"""

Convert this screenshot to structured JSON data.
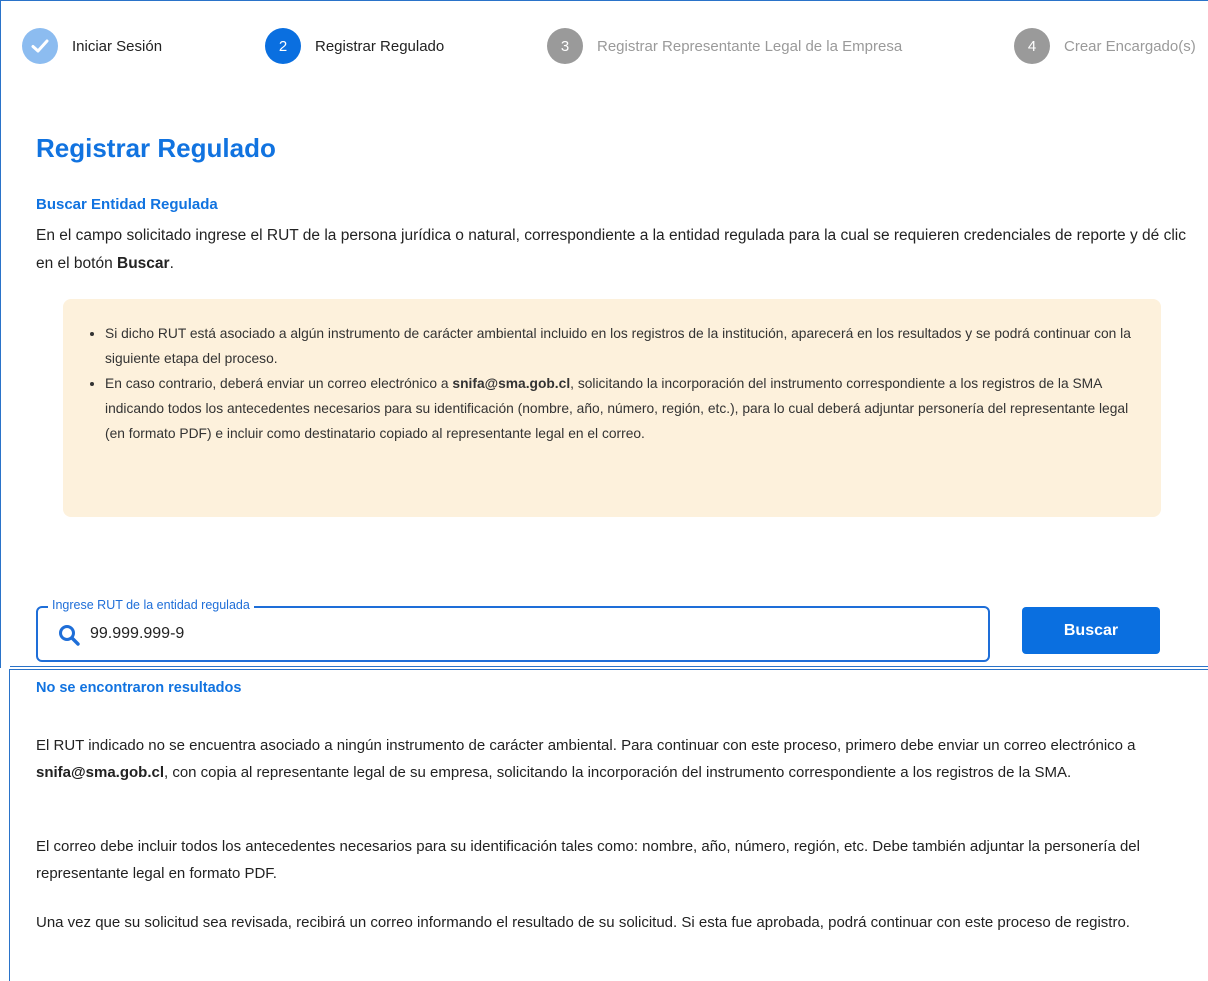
{
  "stepper": {
    "steps": [
      {
        "number": "",
        "label": "Iniciar Sesión",
        "state": "done"
      },
      {
        "number": "2",
        "label": "Registrar Regulado",
        "state": "active"
      },
      {
        "number": "3",
        "label": "Registrar Representante Legal de la Empresa",
        "state": "inactive"
      },
      {
        "number": "4",
        "label": "Crear Encargado(s)",
        "state": "inactive"
      }
    ]
  },
  "page": {
    "title": "Registrar Regulado",
    "subtitle": "Buscar Entidad Regulada",
    "intro_text": "En el campo solicitado ingrese el RUT de la persona jurídica o natural, correspondiente a la entidad regulada para la cual se requieren credenciales de reporte y dé clic en el botón ",
    "intro_bold": "Buscar",
    "intro_end": "."
  },
  "notice": {
    "item1": "Si dicho RUT está asociado a algún instrumento de carácter ambiental incluido en los registros de la institución, aparecerá en los resultados y se podrá continuar con la siguiente etapa del proceso.",
    "item2_pre": "En caso contrario, deberá enviar un correo electrónico a ",
    "item2_email": "snifa@sma.gob.cl",
    "item2_post": ", solicitando la incorporación del instrumento correspondiente a los registros de la SMA indicando todos los antecedentes necesarios para su identificación (nombre, año, número, región, etc.), para lo cual deberá adjuntar personería del representante legal (en formato PDF) e incluir como destinatario copiado al representante legal en el correo."
  },
  "search": {
    "legend": "Ingrese RUT de la entidad regulada",
    "value": "99.999.999-9",
    "button_label": "Buscar",
    "icon": "search-icon"
  },
  "results": {
    "title": "No se encontraron resultados",
    "p1_pre": "El RUT indicado no se encuentra asociado a ningún instrumento de carácter ambiental. Para continuar con este proceso, primero debe enviar un correo electrónico a ",
    "p1_email": "snifa@sma.gob.cl",
    "p1_post": ", con copia al representante legal de su empresa, solicitando la incorporación del instrumento correspondiente a los registros de la SMA.",
    "p2": "El correo debe incluir todos los antecedentes necesarios para su identificación tales como: nombre, año, número, región, etc. Debe también adjuntar la personería del representante legal en formato PDF.",
    "p3": "Una vez que su solicitud sea revisada, recibirá un correo informando el resultado de su solicitud. Si esta fue aprobada, podrá continuar con este proceso de registro."
  },
  "colors": {
    "primary": "#0a6fe0",
    "done_step": "#8cbcf0",
    "inactive_step": "#9a9a9a",
    "notice_bg": "#fdf1dc"
  }
}
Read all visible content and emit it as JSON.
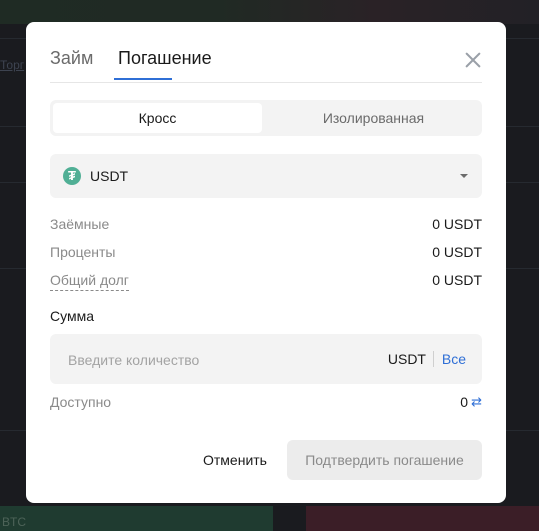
{
  "background": {
    "link_text": "Торг",
    "bottom_left_text": "BTC"
  },
  "modal": {
    "tabs": [
      {
        "label": "Займ"
      },
      {
        "label": "Погашение",
        "active": true
      }
    ],
    "mode_switch": {
      "options": [
        {
          "label": "Кросс",
          "selected": true
        },
        {
          "label": "Изолированная"
        }
      ]
    },
    "coin_select": {
      "icon": "tether-icon",
      "value": "USDT"
    },
    "details": [
      {
        "label": "Заёмные",
        "value": "0 USDT"
      },
      {
        "label": "Проценты",
        "value": "0 USDT"
      },
      {
        "label": "Общий долг",
        "value": "0 USDT"
      }
    ],
    "amount": {
      "label": "Сумма",
      "placeholder": "Введите количество",
      "unit": "USDT",
      "max_label": "Все"
    },
    "available": {
      "label": "Доступно",
      "value": "0"
    },
    "buttons": {
      "cancel": "Отменить",
      "confirm": "Подтвердить погашение"
    }
  },
  "colors": {
    "accent": "#2f6fd6",
    "tether": "#50af95"
  }
}
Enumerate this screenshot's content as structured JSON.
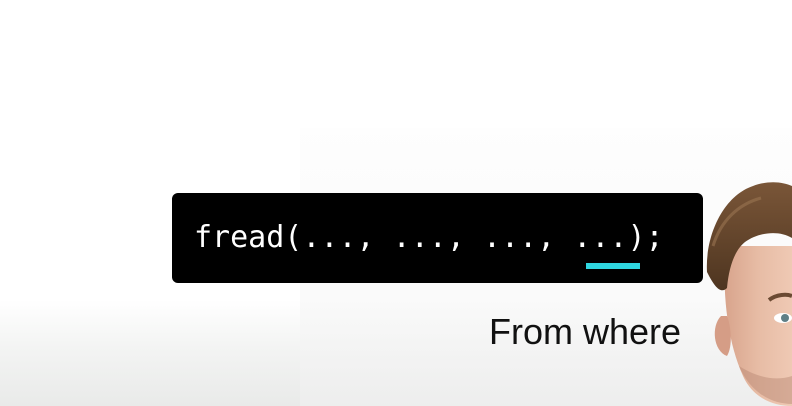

"""

What the exercise asks: Show, from the material above, each line that includes the string "this".

The output:
Convert this screenshot to structured JSON data.
Enumerate this screenshot's content as structured JSON.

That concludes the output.